**Given task:**
Below are the records. Count the lines containing the string "terdapat", and reply with the number alone.

**Given data:**

::::

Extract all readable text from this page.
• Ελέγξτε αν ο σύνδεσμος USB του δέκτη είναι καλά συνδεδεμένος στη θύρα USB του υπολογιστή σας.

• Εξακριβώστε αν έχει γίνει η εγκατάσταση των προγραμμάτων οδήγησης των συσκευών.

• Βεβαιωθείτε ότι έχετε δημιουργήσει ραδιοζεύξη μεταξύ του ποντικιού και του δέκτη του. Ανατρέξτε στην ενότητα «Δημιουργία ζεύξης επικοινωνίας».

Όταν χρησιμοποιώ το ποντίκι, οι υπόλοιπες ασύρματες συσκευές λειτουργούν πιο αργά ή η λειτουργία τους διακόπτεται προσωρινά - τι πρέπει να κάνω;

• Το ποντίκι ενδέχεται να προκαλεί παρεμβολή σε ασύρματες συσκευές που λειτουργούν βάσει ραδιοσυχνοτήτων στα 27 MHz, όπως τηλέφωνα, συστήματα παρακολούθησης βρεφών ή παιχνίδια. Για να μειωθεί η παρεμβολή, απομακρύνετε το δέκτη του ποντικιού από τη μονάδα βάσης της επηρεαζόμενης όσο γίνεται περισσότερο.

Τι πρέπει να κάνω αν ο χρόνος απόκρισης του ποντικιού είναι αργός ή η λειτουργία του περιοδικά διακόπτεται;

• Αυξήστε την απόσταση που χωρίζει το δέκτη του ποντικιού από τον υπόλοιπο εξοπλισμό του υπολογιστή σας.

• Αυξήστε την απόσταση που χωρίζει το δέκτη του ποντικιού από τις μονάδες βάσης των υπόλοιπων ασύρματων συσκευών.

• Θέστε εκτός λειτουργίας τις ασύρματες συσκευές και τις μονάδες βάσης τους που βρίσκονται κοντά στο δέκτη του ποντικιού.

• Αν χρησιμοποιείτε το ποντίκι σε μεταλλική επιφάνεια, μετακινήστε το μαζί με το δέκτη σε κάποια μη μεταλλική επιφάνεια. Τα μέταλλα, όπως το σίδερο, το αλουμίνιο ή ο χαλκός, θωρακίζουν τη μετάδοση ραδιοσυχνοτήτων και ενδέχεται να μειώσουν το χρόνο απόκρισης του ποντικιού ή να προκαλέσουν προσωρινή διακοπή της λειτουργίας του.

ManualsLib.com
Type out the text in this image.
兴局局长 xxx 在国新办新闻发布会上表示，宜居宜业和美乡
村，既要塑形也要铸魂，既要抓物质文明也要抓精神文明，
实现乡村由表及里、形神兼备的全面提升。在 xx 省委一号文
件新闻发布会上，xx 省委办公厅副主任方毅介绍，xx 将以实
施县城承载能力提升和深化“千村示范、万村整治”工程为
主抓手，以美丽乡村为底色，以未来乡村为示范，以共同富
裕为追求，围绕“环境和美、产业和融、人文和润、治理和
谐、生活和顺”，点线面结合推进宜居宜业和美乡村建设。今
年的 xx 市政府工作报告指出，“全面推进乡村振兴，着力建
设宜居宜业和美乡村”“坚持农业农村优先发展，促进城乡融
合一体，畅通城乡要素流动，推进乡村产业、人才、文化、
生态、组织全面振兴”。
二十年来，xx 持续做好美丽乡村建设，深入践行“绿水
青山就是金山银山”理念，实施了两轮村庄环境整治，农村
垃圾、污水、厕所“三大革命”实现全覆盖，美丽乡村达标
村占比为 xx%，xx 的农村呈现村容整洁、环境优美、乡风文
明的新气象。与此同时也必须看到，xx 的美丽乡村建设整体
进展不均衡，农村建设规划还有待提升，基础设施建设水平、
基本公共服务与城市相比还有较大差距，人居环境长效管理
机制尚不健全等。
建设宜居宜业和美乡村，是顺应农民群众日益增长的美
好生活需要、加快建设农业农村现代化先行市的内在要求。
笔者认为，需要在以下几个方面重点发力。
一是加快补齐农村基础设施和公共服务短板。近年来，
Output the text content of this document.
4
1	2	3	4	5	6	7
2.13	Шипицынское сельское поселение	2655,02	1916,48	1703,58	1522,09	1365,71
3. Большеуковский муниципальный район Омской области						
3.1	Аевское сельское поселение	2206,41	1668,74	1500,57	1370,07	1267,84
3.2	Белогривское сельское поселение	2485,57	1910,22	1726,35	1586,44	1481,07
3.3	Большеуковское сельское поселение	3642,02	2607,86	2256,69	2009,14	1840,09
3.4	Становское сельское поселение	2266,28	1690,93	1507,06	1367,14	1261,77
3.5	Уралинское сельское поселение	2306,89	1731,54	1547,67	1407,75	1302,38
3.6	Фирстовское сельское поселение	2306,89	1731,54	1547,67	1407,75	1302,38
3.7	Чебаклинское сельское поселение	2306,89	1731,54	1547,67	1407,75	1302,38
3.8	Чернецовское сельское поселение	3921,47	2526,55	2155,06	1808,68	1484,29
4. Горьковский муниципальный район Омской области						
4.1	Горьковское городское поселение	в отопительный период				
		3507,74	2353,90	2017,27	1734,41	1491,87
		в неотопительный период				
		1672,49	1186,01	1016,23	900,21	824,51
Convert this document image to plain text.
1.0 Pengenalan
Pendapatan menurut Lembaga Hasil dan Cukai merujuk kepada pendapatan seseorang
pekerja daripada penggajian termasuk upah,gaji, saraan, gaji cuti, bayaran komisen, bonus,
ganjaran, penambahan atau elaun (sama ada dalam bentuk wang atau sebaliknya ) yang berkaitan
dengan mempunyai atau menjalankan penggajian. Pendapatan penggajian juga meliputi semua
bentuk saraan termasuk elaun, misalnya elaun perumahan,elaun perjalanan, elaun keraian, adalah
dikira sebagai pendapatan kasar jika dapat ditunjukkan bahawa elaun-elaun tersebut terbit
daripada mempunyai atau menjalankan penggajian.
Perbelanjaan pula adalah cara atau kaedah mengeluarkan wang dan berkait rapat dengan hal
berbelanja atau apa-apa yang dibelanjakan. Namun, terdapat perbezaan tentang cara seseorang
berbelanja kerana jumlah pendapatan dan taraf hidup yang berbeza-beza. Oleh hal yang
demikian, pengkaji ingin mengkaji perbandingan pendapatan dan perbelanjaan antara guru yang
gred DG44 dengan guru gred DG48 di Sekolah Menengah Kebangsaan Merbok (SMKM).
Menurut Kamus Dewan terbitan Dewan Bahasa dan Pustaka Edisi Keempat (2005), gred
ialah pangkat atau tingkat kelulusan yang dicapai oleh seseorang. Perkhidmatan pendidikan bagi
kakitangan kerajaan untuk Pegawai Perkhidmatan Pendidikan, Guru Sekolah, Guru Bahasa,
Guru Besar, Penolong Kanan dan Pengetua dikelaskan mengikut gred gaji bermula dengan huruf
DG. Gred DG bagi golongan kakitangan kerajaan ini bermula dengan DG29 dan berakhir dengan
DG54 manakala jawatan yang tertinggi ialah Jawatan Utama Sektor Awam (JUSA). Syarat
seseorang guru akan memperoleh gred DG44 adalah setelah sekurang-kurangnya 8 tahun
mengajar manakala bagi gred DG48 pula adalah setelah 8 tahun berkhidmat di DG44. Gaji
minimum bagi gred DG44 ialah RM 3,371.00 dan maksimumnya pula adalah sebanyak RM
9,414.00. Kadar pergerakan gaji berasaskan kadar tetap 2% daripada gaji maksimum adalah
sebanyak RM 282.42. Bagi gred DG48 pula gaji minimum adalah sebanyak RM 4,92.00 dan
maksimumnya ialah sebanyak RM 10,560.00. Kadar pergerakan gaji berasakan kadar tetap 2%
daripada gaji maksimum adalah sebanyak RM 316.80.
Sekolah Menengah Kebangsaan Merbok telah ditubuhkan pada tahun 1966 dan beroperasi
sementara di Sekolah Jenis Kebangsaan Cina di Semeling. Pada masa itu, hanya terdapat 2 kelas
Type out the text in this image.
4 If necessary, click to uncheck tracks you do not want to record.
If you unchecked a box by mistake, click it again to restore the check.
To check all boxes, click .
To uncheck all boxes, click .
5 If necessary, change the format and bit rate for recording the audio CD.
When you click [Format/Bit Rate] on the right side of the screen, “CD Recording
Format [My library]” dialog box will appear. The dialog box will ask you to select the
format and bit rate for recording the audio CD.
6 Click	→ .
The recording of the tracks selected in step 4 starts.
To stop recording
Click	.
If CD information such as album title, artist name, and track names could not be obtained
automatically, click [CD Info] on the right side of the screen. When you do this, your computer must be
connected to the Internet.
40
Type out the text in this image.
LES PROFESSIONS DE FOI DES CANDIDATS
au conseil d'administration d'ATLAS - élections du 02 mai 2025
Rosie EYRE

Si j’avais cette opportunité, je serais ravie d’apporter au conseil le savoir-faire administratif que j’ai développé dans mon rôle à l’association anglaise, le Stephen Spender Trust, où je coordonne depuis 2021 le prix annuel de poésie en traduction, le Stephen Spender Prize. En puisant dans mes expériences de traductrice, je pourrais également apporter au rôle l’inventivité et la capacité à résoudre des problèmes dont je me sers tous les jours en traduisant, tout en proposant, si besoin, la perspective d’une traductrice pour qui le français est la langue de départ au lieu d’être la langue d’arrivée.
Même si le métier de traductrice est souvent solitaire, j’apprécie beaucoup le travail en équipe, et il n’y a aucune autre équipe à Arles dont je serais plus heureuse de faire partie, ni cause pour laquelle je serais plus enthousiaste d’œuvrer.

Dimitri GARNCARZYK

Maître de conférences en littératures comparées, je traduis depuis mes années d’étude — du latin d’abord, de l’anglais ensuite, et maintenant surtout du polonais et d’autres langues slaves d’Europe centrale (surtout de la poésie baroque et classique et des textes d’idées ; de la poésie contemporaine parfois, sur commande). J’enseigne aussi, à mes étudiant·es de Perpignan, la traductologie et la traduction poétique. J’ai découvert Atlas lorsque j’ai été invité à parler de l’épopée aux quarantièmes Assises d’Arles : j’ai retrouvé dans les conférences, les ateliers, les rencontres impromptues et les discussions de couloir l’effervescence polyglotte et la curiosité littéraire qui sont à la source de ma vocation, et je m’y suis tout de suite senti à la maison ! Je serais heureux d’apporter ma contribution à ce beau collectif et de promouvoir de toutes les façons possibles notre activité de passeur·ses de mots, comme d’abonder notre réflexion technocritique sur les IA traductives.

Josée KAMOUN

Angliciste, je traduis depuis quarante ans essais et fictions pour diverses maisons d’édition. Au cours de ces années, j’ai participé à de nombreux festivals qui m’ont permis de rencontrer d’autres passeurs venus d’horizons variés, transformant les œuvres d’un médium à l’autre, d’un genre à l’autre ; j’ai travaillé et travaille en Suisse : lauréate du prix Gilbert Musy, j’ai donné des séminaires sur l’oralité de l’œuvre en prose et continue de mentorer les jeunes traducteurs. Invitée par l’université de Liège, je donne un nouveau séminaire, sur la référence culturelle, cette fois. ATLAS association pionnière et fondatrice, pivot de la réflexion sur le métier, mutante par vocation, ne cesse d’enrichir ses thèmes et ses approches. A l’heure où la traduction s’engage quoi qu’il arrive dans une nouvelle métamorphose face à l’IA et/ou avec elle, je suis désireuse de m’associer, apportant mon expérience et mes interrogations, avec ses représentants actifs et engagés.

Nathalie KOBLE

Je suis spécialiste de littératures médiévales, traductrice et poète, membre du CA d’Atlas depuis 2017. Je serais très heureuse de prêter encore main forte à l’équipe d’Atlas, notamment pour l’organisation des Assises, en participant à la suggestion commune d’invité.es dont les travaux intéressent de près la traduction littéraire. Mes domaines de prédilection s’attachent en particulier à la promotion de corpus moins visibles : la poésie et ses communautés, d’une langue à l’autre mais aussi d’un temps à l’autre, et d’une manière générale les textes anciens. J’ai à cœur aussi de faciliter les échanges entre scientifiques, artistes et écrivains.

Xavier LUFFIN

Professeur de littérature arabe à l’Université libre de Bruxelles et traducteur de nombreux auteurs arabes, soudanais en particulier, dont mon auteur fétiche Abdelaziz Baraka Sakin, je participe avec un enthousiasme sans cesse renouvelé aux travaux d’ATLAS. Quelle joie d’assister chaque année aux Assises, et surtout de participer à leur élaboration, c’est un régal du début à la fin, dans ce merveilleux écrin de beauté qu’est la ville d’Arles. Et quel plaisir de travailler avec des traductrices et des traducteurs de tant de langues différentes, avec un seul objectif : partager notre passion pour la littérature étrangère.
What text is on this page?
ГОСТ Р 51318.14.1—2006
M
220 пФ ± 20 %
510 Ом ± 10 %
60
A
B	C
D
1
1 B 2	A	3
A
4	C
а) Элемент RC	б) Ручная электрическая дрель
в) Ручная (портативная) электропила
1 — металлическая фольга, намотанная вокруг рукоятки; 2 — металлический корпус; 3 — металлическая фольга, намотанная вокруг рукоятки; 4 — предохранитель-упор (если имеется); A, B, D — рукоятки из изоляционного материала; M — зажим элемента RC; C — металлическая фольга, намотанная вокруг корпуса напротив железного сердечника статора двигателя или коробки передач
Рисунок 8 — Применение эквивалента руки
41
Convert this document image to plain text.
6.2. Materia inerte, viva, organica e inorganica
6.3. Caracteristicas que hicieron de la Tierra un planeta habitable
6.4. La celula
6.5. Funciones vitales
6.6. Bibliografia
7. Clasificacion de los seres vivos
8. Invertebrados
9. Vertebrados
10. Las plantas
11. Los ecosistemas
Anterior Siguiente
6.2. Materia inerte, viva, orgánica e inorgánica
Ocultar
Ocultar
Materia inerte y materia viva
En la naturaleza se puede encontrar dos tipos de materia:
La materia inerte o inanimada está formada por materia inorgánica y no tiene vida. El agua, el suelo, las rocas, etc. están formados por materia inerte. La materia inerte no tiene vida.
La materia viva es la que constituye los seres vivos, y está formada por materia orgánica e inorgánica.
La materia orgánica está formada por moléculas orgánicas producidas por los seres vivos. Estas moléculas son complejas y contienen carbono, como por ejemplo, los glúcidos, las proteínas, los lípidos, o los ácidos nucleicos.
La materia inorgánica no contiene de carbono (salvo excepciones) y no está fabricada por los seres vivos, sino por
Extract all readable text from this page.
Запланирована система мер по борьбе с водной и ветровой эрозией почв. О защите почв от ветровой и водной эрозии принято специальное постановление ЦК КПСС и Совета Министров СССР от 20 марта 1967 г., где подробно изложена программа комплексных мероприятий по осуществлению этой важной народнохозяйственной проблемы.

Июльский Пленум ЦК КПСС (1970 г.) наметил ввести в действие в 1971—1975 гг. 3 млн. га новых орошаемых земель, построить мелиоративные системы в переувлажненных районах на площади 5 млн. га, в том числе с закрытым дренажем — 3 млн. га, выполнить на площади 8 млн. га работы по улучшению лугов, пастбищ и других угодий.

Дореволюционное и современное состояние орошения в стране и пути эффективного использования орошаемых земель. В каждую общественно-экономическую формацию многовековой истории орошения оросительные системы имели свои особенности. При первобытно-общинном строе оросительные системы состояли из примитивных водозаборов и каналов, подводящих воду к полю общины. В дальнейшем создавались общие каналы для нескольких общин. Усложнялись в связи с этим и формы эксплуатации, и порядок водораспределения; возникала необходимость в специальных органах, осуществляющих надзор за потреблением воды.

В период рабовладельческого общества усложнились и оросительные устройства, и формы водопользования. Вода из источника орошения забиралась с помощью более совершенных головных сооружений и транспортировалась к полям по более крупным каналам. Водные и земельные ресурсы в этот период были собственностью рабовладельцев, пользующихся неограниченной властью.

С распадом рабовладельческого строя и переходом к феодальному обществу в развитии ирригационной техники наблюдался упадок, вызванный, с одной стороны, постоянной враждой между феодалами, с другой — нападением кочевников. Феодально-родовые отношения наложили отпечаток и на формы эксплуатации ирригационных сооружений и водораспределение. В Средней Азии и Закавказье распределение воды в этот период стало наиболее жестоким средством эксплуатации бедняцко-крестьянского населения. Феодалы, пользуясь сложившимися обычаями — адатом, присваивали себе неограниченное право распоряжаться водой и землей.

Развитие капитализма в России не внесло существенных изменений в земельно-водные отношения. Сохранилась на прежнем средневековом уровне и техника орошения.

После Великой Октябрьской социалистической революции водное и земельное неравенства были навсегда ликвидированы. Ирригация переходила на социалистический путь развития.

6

::::

**Output of the exercise:**
2